(Recorded data)

>> BEGIN

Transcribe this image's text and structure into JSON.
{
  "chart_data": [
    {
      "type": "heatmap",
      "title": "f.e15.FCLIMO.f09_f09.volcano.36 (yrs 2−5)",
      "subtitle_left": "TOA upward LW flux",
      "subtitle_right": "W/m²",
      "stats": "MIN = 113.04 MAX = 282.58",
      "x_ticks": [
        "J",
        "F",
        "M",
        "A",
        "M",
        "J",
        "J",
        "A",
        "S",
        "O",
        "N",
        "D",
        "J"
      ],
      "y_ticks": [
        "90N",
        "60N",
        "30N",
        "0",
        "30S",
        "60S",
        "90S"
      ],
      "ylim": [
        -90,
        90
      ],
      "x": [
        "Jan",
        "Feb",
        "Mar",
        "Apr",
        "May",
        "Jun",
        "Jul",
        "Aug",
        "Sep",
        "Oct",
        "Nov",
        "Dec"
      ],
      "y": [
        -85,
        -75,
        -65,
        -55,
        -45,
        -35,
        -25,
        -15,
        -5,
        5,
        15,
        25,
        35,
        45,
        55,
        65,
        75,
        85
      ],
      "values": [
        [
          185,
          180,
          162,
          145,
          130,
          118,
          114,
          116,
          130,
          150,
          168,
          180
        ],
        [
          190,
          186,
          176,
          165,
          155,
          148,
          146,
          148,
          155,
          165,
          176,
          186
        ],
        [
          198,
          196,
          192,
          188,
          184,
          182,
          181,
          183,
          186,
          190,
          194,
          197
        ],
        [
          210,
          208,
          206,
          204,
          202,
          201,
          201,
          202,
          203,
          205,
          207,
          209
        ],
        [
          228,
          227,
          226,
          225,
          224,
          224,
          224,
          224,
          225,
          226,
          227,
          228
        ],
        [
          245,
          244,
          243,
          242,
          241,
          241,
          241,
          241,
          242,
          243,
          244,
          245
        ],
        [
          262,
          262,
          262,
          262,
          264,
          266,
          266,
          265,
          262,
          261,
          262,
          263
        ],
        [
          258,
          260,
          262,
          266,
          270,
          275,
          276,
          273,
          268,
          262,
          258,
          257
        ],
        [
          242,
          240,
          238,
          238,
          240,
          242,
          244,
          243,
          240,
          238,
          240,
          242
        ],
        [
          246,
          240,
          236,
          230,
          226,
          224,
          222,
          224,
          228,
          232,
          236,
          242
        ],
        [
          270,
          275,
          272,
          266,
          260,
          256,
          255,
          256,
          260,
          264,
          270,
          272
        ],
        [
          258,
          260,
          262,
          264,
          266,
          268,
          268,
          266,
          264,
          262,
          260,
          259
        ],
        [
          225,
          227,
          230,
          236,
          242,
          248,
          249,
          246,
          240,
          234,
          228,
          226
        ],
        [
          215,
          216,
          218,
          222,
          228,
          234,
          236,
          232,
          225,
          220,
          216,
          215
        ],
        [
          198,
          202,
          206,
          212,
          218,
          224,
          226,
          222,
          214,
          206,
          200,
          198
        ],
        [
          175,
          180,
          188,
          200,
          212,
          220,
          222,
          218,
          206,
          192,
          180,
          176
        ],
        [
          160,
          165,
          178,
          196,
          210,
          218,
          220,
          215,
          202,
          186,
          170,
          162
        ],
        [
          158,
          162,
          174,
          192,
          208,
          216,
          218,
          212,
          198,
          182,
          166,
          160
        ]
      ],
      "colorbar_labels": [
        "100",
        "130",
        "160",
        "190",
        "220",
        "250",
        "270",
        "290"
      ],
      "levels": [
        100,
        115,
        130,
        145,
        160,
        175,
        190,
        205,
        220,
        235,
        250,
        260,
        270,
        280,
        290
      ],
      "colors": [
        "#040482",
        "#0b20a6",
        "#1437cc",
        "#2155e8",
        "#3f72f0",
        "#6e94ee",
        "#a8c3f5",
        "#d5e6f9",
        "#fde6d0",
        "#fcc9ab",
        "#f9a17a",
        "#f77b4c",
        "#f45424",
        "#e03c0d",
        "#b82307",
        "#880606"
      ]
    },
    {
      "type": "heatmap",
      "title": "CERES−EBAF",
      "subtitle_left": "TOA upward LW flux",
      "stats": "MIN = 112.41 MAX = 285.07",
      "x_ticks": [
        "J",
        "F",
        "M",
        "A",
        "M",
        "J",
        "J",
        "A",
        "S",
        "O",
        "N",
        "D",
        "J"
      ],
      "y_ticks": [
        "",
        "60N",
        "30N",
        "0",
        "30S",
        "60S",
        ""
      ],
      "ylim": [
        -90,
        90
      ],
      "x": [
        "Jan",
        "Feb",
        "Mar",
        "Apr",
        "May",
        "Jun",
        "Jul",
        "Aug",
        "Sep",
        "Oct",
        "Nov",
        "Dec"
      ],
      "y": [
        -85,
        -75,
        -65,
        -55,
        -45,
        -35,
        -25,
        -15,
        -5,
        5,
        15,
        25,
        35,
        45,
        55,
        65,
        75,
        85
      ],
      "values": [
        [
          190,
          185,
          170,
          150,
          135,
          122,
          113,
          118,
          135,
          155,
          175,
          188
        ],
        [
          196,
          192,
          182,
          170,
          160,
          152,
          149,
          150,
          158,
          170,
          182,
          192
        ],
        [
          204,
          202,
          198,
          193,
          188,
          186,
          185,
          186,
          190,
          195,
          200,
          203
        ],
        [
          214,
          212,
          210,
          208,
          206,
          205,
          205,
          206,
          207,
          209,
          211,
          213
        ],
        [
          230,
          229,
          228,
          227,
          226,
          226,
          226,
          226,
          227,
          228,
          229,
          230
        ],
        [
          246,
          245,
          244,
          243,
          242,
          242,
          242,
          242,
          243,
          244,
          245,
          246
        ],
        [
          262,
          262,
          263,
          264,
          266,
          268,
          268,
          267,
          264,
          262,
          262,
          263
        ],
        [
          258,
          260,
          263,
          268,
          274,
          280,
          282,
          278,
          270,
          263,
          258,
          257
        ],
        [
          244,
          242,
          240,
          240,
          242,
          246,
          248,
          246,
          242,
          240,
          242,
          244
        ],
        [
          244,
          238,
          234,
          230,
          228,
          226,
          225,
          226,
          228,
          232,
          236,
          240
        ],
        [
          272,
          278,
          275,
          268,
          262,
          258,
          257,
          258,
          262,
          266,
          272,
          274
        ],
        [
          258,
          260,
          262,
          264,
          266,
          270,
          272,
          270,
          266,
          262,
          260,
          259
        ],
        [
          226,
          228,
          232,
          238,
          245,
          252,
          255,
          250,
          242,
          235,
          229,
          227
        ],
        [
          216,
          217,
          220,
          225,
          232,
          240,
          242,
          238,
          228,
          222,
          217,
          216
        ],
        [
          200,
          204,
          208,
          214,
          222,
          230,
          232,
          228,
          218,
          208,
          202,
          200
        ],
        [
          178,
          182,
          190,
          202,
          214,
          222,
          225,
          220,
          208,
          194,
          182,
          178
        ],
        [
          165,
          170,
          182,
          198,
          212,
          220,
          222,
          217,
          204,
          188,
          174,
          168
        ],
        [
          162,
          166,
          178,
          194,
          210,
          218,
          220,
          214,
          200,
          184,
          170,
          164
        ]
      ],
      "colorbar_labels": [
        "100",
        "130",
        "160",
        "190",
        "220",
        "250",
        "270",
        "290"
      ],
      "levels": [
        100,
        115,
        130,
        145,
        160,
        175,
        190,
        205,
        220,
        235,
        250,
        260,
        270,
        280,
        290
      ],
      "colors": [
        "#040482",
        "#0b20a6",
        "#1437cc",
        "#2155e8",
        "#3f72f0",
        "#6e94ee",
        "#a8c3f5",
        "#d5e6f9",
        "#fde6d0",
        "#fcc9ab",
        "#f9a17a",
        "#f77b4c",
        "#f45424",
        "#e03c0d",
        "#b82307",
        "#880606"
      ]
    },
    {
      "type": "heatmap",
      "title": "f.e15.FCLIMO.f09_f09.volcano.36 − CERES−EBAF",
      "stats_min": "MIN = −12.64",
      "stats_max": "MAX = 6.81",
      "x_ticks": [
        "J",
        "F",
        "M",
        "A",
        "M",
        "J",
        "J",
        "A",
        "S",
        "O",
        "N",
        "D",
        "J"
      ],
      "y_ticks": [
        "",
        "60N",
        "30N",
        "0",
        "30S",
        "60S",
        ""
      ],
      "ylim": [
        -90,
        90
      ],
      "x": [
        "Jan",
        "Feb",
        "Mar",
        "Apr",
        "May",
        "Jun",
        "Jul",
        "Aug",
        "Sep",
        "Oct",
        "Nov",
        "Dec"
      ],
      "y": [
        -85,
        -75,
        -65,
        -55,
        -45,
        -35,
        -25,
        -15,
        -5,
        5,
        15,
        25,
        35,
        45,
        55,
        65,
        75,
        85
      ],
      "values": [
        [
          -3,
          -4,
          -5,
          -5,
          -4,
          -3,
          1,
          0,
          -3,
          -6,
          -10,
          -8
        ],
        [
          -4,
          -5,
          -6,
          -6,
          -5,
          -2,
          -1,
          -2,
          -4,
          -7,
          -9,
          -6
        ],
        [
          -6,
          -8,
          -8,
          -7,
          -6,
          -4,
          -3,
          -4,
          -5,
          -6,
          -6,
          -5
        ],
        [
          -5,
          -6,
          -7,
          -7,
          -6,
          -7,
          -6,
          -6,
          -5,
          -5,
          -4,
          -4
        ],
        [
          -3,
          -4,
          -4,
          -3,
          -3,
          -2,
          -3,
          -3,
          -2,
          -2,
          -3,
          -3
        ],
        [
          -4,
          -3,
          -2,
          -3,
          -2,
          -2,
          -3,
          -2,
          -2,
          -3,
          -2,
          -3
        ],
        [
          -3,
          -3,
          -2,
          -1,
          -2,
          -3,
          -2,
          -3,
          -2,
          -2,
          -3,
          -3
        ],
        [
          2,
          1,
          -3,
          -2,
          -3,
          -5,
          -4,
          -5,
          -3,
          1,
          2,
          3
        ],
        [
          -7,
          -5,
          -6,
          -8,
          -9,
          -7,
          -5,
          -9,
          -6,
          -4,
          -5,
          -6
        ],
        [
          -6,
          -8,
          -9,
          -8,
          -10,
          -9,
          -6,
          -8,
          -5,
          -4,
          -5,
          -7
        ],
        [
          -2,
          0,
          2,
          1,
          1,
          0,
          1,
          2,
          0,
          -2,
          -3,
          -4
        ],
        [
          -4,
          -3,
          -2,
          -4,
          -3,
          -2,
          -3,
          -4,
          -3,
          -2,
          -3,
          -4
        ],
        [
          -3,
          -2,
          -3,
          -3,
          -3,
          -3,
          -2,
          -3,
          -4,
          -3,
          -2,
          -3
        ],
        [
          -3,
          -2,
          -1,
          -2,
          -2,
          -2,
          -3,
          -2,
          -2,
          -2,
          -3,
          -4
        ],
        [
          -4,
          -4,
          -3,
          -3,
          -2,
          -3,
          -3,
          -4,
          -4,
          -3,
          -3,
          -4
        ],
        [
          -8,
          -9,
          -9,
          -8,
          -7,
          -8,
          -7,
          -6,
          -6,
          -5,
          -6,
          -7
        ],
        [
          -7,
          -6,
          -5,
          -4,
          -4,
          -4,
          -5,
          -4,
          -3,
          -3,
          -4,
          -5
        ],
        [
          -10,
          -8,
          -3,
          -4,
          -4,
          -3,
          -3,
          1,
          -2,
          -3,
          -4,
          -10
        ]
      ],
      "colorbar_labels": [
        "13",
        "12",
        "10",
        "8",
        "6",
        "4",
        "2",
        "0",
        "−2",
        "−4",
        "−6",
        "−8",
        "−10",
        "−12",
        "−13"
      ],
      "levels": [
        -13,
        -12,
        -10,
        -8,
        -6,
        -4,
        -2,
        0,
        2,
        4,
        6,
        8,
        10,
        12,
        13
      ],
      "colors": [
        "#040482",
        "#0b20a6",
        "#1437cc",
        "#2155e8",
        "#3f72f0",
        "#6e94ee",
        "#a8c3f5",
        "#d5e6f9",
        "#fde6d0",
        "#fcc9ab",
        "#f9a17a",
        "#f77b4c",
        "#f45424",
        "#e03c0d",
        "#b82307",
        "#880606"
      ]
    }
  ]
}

>> END

Task details
Locate all lines holding the word "EBAF", then copy them out.

Reply
      "title": "CERES−EBAF",
      "title": "f.e15.FCLIMO.f09_f09.volcano.36 − CERES−EBAF",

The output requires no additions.